Figure dataset records:
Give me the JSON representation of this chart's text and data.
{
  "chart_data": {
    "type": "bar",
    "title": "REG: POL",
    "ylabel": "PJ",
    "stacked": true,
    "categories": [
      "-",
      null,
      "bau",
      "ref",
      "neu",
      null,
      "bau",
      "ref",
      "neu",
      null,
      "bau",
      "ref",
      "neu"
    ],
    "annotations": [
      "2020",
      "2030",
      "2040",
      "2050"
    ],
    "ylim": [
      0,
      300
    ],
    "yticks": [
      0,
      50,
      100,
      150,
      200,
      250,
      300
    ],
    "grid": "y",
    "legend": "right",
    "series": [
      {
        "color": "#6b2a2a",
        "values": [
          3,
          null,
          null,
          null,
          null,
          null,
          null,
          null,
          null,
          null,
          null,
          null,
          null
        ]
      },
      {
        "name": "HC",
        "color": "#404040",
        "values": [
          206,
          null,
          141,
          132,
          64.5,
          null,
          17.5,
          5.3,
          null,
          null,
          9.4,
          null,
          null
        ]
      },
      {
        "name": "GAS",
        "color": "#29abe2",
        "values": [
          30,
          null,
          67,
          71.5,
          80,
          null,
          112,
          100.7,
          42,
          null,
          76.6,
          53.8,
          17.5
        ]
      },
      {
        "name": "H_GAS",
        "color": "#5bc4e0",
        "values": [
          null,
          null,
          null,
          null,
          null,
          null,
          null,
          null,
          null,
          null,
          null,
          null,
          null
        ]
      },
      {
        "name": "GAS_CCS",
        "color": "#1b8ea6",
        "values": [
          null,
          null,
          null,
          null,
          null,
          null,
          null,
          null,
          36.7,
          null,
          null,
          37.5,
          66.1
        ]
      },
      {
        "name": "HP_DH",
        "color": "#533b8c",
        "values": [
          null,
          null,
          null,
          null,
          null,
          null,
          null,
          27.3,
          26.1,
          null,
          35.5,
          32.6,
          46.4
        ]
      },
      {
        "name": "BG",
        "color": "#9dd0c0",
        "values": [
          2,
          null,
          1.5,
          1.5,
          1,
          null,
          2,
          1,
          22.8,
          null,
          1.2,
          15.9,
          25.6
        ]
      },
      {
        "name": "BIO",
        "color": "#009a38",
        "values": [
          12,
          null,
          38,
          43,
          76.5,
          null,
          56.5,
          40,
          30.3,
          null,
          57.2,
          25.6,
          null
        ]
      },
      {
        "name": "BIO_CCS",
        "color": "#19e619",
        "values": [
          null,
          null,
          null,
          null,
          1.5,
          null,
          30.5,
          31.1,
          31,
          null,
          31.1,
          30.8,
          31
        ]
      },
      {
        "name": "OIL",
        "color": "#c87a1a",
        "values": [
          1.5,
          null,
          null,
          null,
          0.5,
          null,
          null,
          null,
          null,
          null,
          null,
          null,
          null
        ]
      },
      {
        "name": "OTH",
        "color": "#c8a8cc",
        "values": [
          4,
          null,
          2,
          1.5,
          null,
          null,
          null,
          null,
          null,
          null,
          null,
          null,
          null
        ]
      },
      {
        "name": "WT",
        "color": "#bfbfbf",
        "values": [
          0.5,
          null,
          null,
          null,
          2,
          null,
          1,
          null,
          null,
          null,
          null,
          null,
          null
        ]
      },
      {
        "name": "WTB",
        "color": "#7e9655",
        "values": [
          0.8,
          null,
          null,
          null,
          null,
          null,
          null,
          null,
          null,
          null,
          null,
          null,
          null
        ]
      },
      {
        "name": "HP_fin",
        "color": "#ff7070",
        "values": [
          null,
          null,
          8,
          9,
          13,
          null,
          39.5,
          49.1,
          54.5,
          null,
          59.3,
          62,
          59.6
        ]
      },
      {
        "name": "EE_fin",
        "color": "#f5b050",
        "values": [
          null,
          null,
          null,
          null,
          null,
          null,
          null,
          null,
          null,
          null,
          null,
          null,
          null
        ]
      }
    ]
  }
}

Task to complete: Make an exact copy of the records.

Result of this task:
Give me the JSON representation of this chart's text and data.
{
  "chart_data": {
    "type": "bar",
    "title": "REG: POL",
    "ylabel": "PJ",
    "stacked": true,
    "categories": [
      "-",
      null,
      "bau",
      "ref",
      "neu",
      null,
      "bau",
      "ref",
      "neu",
      null,
      "bau",
      "ref",
      "neu"
    ],
    "annotations": [
      "2020",
      "2030",
      "2040",
      "2050"
    ],
    "ylim": [
      0,
      300
    ],
    "yticks": [
      0,
      50,
      100,
      150,
      200,
      250,
      300
    ],
    "grid": "y",
    "legend": "right",
    "series": [
      {
        "color": "#6b2a2a",
        "values": [
          3,
          null,
          null,
          null,
          null,
          null,
          null,
          null,
          null,
          null,
          null,
          null,
          null
        ]
      },
      {
        "name": "HC",
        "color": "#404040",
        "values": [
          206,
          null,
          141,
          132,
          64.5,
          null,
          17.5,
          5.3,
          null,
          null,
          9.4,
          null,
          null
        ]
      },
      {
        "name": "GAS",
        "color": "#29abe2",
        "values": [
          30,
          null,
          67,
          71.5,
          80,
          null,
          112,
          100.7,
          42,
          null,
          76.6,
          53.8,
          17.5
        ]
      },
      {
        "name": "H_GAS",
        "color": "#5bc4e0",
        "values": [
          null,
          null,
          null,
          null,
          null,
          null,
          null,
          null,
          null,
          null,
          null,
          null,
          null
        ]
      },
      {
        "name": "GAS_CCS",
        "color": "#1b8ea6",
        "values": [
          null,
          null,
          null,
          null,
          null,
          null,
          null,
          null,
          36.7,
          null,
          null,
          37.5,
          66.1
        ]
      },
      {
        "name": "HP_DH",
        "color": "#533b8c",
        "values": [
          null,
          null,
          null,
          null,
          null,
          null,
          null,
          27.3,
          26.1,
          null,
          35.5,
          32.6,
          46.4
        ]
      },
      {
        "name": "BG",
        "color": "#9dd0c0",
        "values": [
          2,
          null,
          1.5,
          1.5,
          1,
          null,
          2,
          1,
          22.8,
          null,
          1.2,
          15.9,
          25.6
        ]
      },
      {
        "name": "BIO",
        "color": "#009a38",
        "values": [
          12,
          null,
          38,
          43,
          76.5,
          null,
          56.5,
          40,
          30.3,
          null,
          57.2,
          25.6,
          null
        ]
      },
      {
        "name": "BIO_CCS",
        "color": "#19e619",
        "values": [
          null,
          null,
          null,
          null,
          1.5,
          null,
          30.5,
          31.1,
          31,
          null,
          31.1,
          30.8,
          31
        ]
      },
      {
        "name": "OIL",
        "color": "#c87a1a",
        "values": [
          1.5,
          null,
          null,
          null,
          0.5,
          null,
          null,
          null,
          null,
          null,
          null,
          null,
          null
        ]
      },
      {
        "name": "OTH",
        "color": "#c8a8cc",
        "values": [
          4,
          null,
          2,
          1.5,
          null,
          null,
          null,
          null,
          null,
          null,
          null,
          null,
          null
        ]
      },
      {
        "name": "WT",
        "color": "#bfbfbf",
        "values": [
          0.5,
          null,
          null,
          null,
          2,
          null,
          1,
          null,
          null,
          null,
          null,
          null,
          null
        ]
      },
      {
        "name": "WTB",
        "color": "#7e9655",
        "values": [
          0.8,
          null,
          null,
          null,
          null,
          null,
          null,
          null,
          null,
          null,
          null,
          null,
          null
        ]
      },
      {
        "name": "HP_fin",
        "color": "#ff7070",
        "values": [
          null,
          null,
          8,
          9,
          13,
          null,
          39.5,
          49.1,
          54.5,
          null,
          59.3,
          62,
          59.6
        ]
      },
      {
        "name": "EE_fin",
        "color": "#f5b050",
        "values": [
          null,
          null,
          null,
          null,
          null,
          null,
          null,
          null,
          null,
          null,
          null,
          null,
          null
        ]
      }
    ]
  }
}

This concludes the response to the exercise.